WHAT IS BEING ASKED.
Images appear in the records below; leave them out and repeat everything else exactly.

[START]

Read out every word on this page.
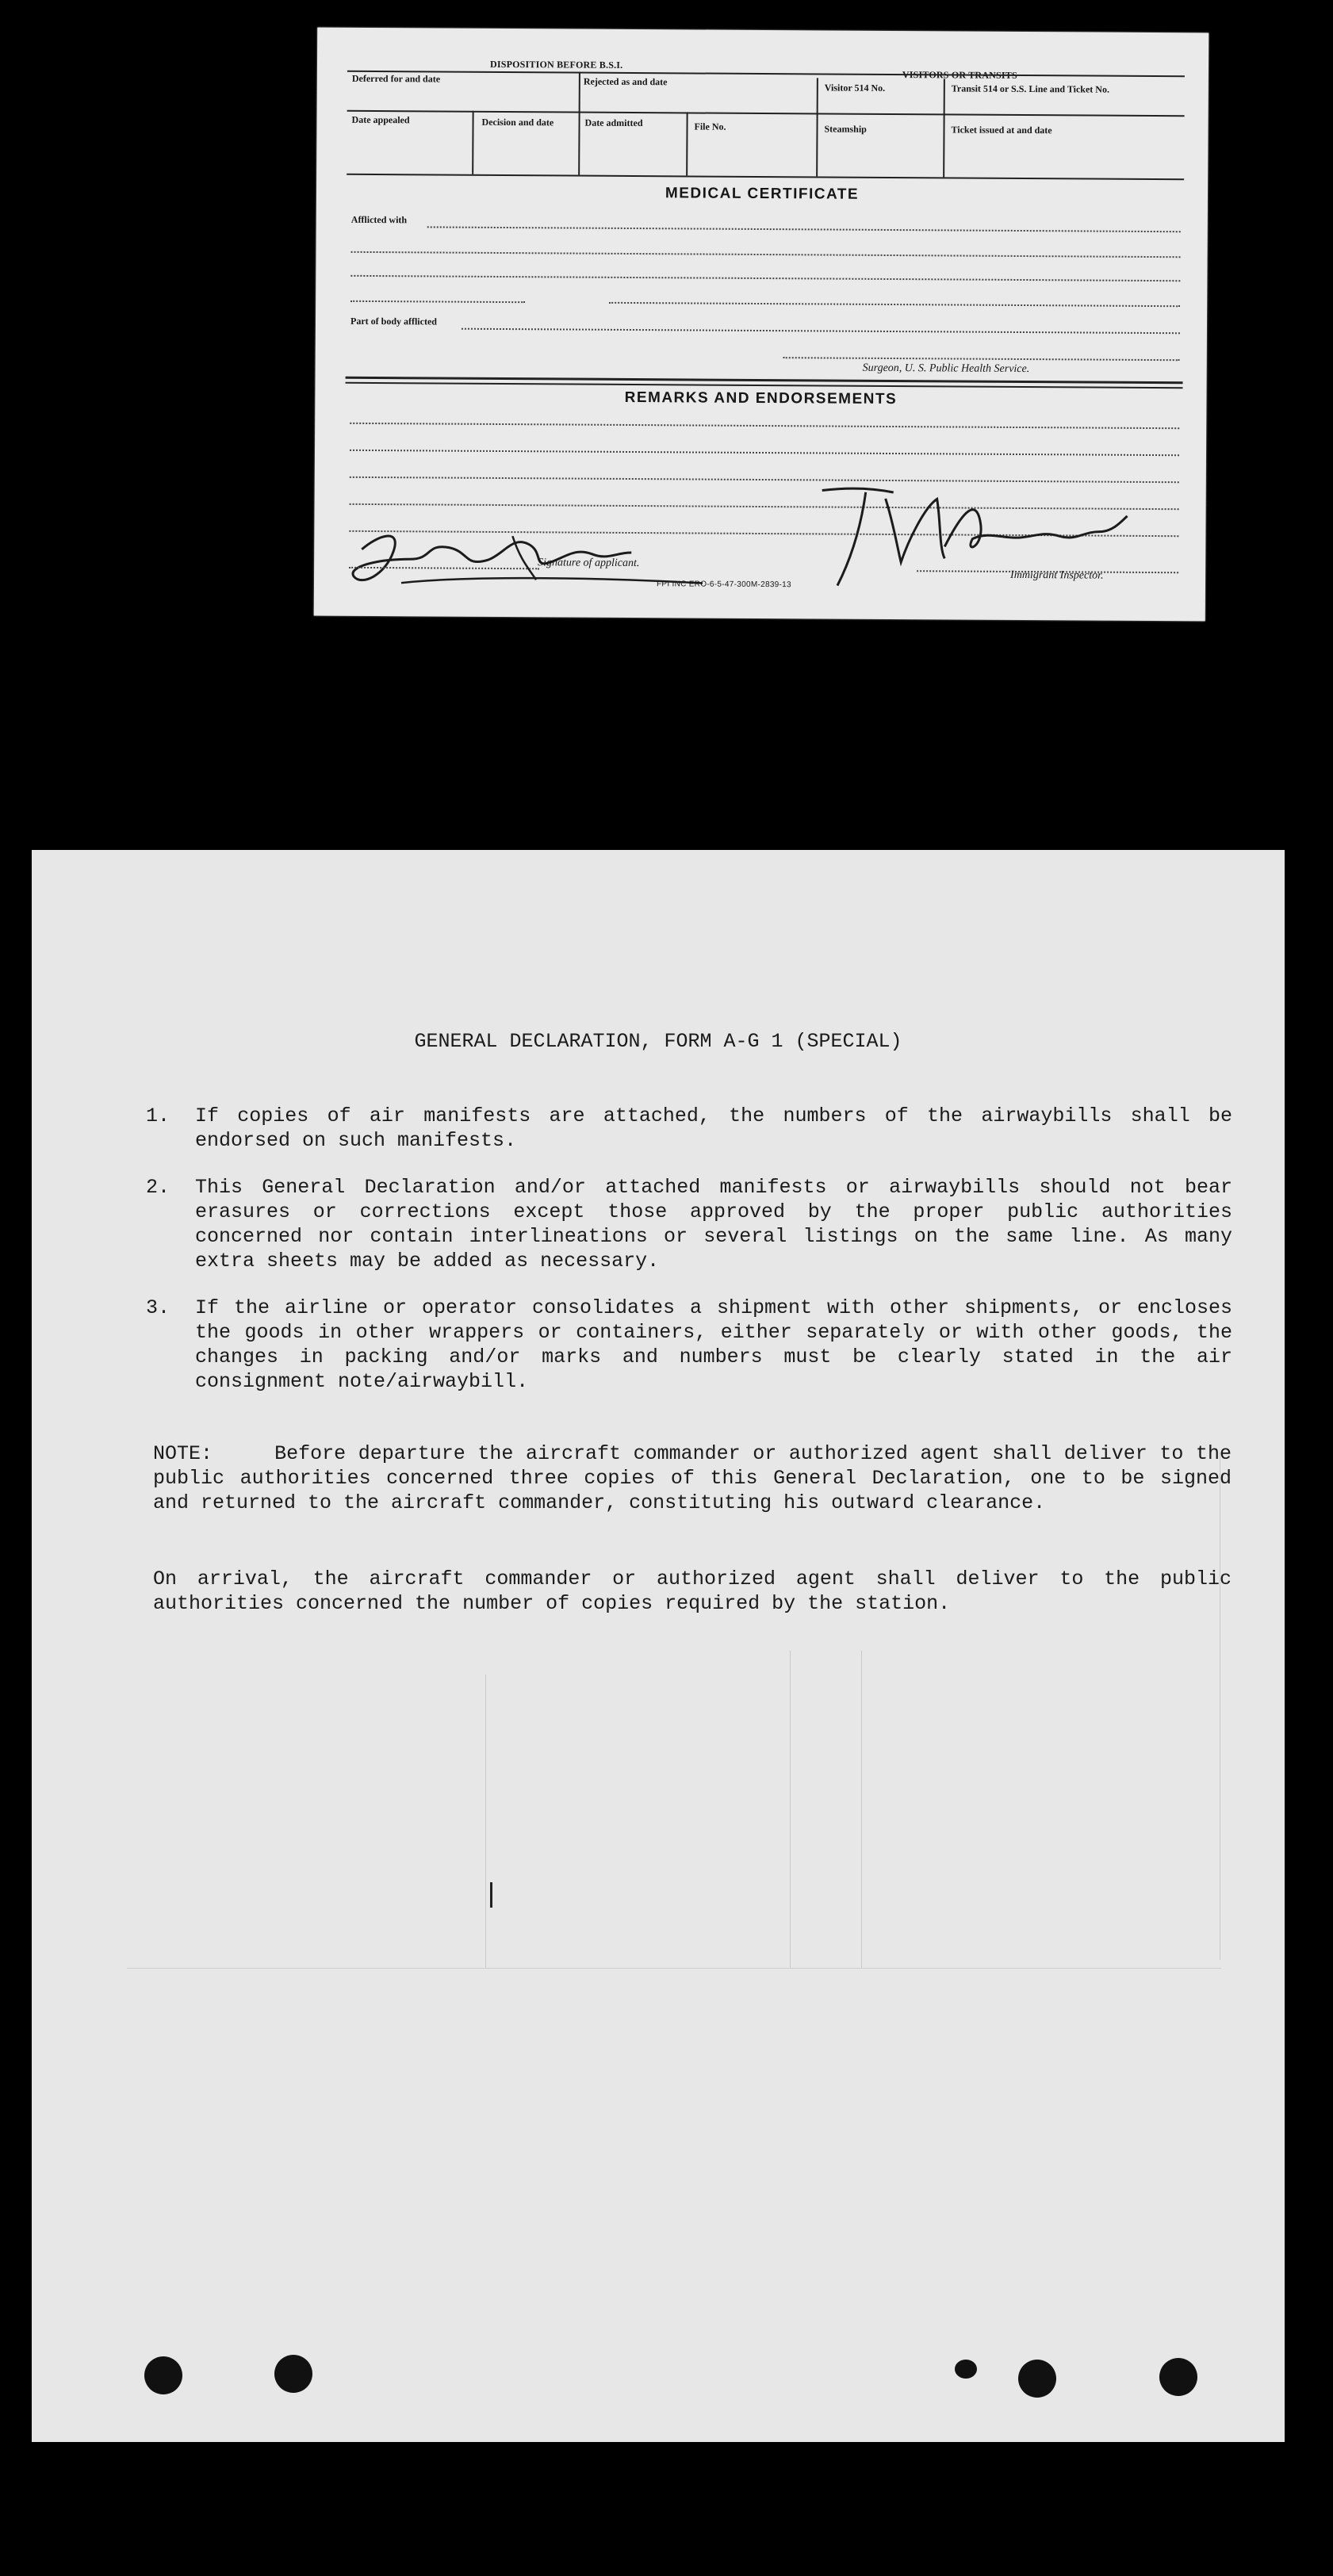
DISPOSITION BEFORE B.S.I.
Deferred for and date	Rejected as and date
Visitor 514 No.	Transit 514 or S.S. Line and Ticket No.
Date appealed	Decision and date	Date admitted	File No.	Steamship	Ticket issued at and date
MEDICAL CERTIFICATE
Afflicted with
Part of body afflicted
Surgeon, U. S. Public Health Service.
REMARKS AND ENDORSEMENTS
Signature of applicant.
Immigrant Inspector.
FPI INC ERO-6-5-47-300M-2839-13
GENERAL DECLARATION, FORM A-G 1 (SPECIAL)
1. If copies of air manifests are attached, the numbers of the airwaybills shall be endorsed on such manifests.
2. This General Declaration and/or attached manifests or airwaybills should not bear erasures or corrections except those approved by the proper public authorities concerned nor contain interlineations or several listings on the same line. As many extra sheets may be added as necessary.
3. If the airline or operator consolidates a shipment with other shipments, or encloses the goods in other wrappers or containers, either separately or with other goods, the changes in packing and/or marks and numbers must be clearly stated in the air consignment note/airwaybill.
NOTE:     Before departure the aircraft commander or authorized agent shall deliver to the public authorities concerned three copies of this General Declaration, one to be signed and returned to the aircraft commander, constituting his outward clearance.
On arrival, the aircraft commander or authorized agent shall deliver to the public authorities concerned the number of copies required by the station.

[END]

REPLY.
Read out every word on this page.
DISPOSITION BEFORE B.S.I.
Deferred for and date	Rejected as and date
Visitor 514 No.	Transit 514 or S.S. Line and Ticket No.
Date appealed	Decision and date	Date admitted	File No.	Steamship	Ticket issued at and date
MEDICAL CERTIFICATE
Afflicted with
Part of body afflicted
Surgeon, U. S. Public Health Service.
REMARKS AND ENDORSEMENTS
Signature of applicant.
Immigrant Inspector.
FPI INC ERO-6-5-47-300M-2839-13
GENERAL DECLARATION, FORM A-G 1 (SPECIAL)
1. If copies of air manifests are attached, the numbers of the airwaybills shall be endorsed on such manifests.
2. This General Declaration and/or attached manifests or airwaybills should not bear erasures or corrections except those approved by the proper public authorities concerned nor contain interlineations or several listings on the same line. As many extra sheets may be added as necessary.
3. If the airline or operator consolidates a shipment with other shipments, or encloses the goods in other wrappers or containers, either separately or with other goods, the changes in packing and/or marks and numbers must be clearly stated in the air consignment note/airwaybill.
NOTE:     Before departure the aircraft commander or authorized agent shall deliver to the public authorities concerned three copies of this General Declaration, one to be signed and returned to the aircraft commander, constituting his outward clearance.
On arrival, the aircraft commander or authorized agent shall deliver to the public authorities concerned the number of copies required by the station.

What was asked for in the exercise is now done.